(Objective): Type out the complete listing below word for word, without its pictures.

(Supplied material):
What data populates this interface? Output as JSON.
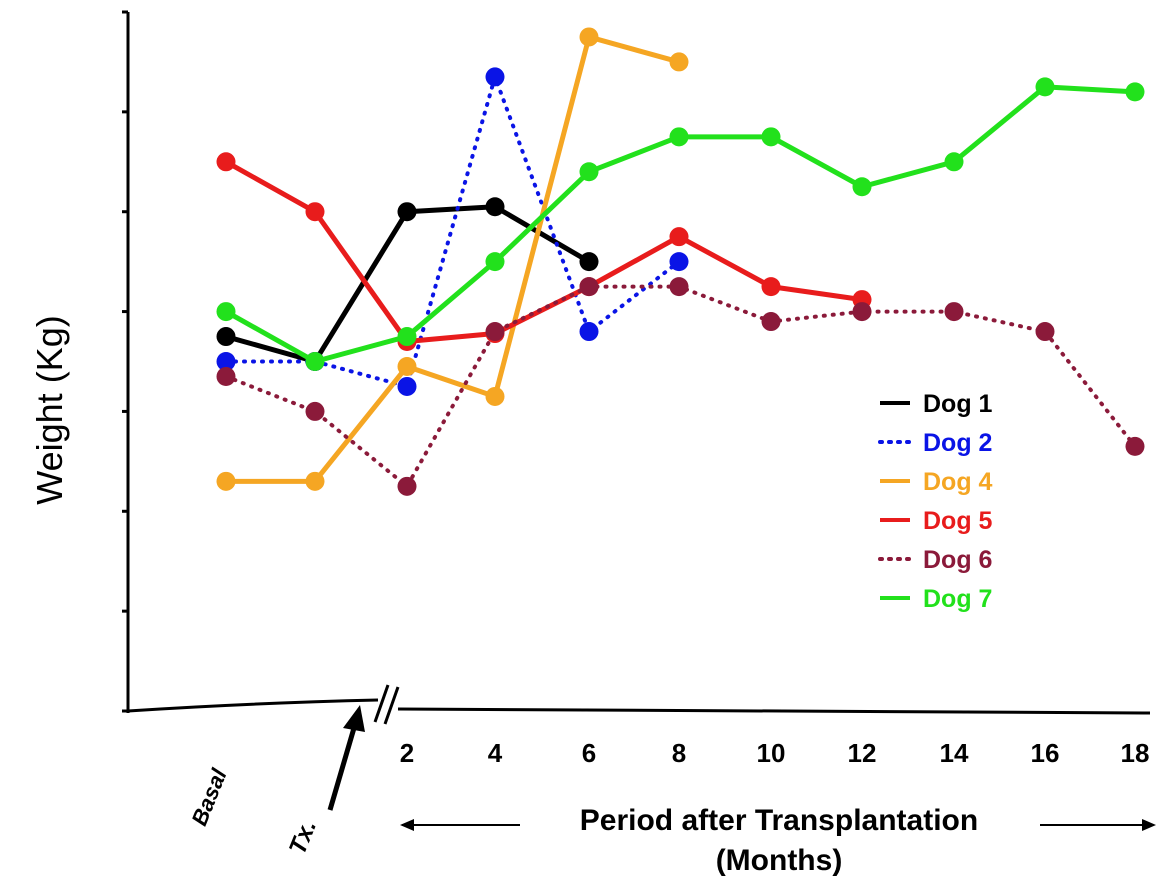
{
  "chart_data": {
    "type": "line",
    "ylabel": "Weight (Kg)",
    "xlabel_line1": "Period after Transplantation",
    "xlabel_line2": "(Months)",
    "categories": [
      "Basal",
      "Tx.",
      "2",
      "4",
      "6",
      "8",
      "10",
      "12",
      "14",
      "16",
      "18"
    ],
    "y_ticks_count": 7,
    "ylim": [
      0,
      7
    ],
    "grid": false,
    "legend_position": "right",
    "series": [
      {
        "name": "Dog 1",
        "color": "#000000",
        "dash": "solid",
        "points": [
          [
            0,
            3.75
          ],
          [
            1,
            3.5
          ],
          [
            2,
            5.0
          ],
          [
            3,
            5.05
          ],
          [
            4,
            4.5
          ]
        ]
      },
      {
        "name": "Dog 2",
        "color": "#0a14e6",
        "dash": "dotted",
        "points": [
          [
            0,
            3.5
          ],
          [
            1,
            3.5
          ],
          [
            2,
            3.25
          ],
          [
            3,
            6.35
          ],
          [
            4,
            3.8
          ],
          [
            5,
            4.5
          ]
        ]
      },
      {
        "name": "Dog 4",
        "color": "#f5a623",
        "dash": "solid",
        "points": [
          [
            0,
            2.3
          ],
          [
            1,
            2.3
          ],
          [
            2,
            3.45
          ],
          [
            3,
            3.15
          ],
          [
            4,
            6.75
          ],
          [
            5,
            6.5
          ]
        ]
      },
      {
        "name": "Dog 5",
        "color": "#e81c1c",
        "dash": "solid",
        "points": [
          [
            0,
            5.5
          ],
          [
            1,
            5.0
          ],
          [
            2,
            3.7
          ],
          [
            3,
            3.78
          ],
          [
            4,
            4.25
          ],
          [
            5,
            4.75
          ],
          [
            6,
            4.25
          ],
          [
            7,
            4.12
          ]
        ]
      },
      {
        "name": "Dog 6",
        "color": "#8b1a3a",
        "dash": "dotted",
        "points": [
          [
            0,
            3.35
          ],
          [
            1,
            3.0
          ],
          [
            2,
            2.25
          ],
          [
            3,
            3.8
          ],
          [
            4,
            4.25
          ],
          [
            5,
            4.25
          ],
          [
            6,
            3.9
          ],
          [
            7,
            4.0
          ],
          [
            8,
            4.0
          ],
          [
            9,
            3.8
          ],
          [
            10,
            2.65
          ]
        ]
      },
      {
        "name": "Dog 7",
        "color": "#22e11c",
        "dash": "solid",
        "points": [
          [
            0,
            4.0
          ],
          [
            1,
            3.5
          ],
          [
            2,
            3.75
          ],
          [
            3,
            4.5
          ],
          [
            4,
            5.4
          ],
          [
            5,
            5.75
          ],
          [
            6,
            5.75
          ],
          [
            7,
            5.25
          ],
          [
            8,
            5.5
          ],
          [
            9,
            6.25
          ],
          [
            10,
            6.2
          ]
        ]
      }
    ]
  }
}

(Correct result):
What data populates this interface? Output as JSON.
{
  "chart_data": {
    "type": "line",
    "ylabel": "Weight (Kg)",
    "xlabel_line1": "Period after Transplantation",
    "xlabel_line2": "(Months)",
    "categories": [
      "Basal",
      "Tx.",
      "2",
      "4",
      "6",
      "8",
      "10",
      "12",
      "14",
      "16",
      "18"
    ],
    "y_ticks_count": 7,
    "ylim": [
      0,
      7
    ],
    "grid": false,
    "legend_position": "right",
    "series": [
      {
        "name": "Dog 1",
        "color": "#000000",
        "dash": "solid",
        "points": [
          [
            0,
            3.75
          ],
          [
            1,
            3.5
          ],
          [
            2,
            5.0
          ],
          [
            3,
            5.05
          ],
          [
            4,
            4.5
          ]
        ]
      },
      {
        "name": "Dog 2",
        "color": "#0a14e6",
        "dash": "dotted",
        "points": [
          [
            0,
            3.5
          ],
          [
            1,
            3.5
          ],
          [
            2,
            3.25
          ],
          [
            3,
            6.35
          ],
          [
            4,
            3.8
          ],
          [
            5,
            4.5
          ]
        ]
      },
      {
        "name": "Dog 4",
        "color": "#f5a623",
        "dash": "solid",
        "points": [
          [
            0,
            2.3
          ],
          [
            1,
            2.3
          ],
          [
            2,
            3.45
          ],
          [
            3,
            3.15
          ],
          [
            4,
            6.75
          ],
          [
            5,
            6.5
          ]
        ]
      },
      {
        "name": "Dog 5",
        "color": "#e81c1c",
        "dash": "solid",
        "points": [
          [
            0,
            5.5
          ],
          [
            1,
            5.0
          ],
          [
            2,
            3.7
          ],
          [
            3,
            3.78
          ],
          [
            4,
            4.25
          ],
          [
            5,
            4.75
          ],
          [
            6,
            4.25
          ],
          [
            7,
            4.12
          ]
        ]
      },
      {
        "name": "Dog 6",
        "color": "#8b1a3a",
        "dash": "dotted",
        "points": [
          [
            0,
            3.35
          ],
          [
            1,
            3.0
          ],
          [
            2,
            2.25
          ],
          [
            3,
            3.8
          ],
          [
            4,
            4.25
          ],
          [
            5,
            4.25
          ],
          [
            6,
            3.9
          ],
          [
            7,
            4.0
          ],
          [
            8,
            4.0
          ],
          [
            9,
            3.8
          ],
          [
            10,
            2.65
          ]
        ]
      },
      {
        "name": "Dog 7",
        "color": "#22e11c",
        "dash": "solid",
        "points": [
          [
            0,
            4.0
          ],
          [
            1,
            3.5
          ],
          [
            2,
            3.75
          ],
          [
            3,
            4.5
          ],
          [
            4,
            5.4
          ],
          [
            5,
            5.75
          ],
          [
            6,
            5.75
          ],
          [
            7,
            5.25
          ],
          [
            8,
            5.5
          ],
          [
            9,
            6.25
          ],
          [
            10,
            6.2
          ]
        ]
      }
    ]
  }
}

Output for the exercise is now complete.